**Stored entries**
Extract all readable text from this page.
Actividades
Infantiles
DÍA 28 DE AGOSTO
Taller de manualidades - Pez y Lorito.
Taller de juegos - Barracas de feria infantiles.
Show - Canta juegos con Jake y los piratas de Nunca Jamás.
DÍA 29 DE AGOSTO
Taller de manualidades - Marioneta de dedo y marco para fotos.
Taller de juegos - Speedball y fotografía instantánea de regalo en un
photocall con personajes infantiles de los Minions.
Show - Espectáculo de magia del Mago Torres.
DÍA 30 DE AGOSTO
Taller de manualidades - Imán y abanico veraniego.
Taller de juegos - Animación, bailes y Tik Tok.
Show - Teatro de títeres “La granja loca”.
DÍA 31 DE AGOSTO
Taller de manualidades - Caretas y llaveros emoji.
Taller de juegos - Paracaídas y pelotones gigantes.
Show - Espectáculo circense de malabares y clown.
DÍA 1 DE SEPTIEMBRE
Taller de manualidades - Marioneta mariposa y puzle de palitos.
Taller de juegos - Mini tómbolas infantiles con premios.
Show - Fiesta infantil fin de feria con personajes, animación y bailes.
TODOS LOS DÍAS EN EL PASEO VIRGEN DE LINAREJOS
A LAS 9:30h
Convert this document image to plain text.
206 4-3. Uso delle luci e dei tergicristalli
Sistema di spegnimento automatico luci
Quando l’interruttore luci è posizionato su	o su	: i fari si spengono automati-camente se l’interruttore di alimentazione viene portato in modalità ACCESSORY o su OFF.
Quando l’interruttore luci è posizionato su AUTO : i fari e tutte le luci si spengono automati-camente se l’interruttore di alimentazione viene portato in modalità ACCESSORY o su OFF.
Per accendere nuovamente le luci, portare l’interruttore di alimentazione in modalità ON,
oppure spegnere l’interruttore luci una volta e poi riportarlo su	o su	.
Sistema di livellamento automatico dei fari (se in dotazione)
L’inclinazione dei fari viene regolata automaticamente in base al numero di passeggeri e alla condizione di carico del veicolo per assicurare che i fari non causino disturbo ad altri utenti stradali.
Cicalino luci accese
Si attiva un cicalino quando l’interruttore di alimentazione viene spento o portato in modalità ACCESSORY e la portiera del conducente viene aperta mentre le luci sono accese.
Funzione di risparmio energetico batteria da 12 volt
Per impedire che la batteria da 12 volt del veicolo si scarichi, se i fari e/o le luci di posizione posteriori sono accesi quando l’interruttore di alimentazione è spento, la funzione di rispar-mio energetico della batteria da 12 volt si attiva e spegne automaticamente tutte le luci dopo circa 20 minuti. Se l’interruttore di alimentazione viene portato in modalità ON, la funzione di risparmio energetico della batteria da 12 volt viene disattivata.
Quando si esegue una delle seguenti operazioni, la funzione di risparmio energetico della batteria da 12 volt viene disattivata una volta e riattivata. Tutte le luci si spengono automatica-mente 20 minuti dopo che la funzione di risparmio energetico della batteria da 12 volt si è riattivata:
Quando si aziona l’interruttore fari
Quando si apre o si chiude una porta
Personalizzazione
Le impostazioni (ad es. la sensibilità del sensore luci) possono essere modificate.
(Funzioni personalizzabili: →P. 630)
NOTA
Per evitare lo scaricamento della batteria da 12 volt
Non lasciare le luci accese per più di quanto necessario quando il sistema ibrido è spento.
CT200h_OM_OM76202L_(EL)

**Request**
Gather every line from the entries above where the word "delle" appears, and copy them.

**Written solution**
206 4-3. Uso delle luci e dei tergicristalli
Quando si esegue una delle seguenti operazioni, la funzione di risparmio energetico della batteria da 12 volt viene disattivata una volta e riattivata. Tutte le luci si spengono automatica-mente 20 minuti dopo che la funzione di risparmio energetico della batteria da 12 volt si è riattivata:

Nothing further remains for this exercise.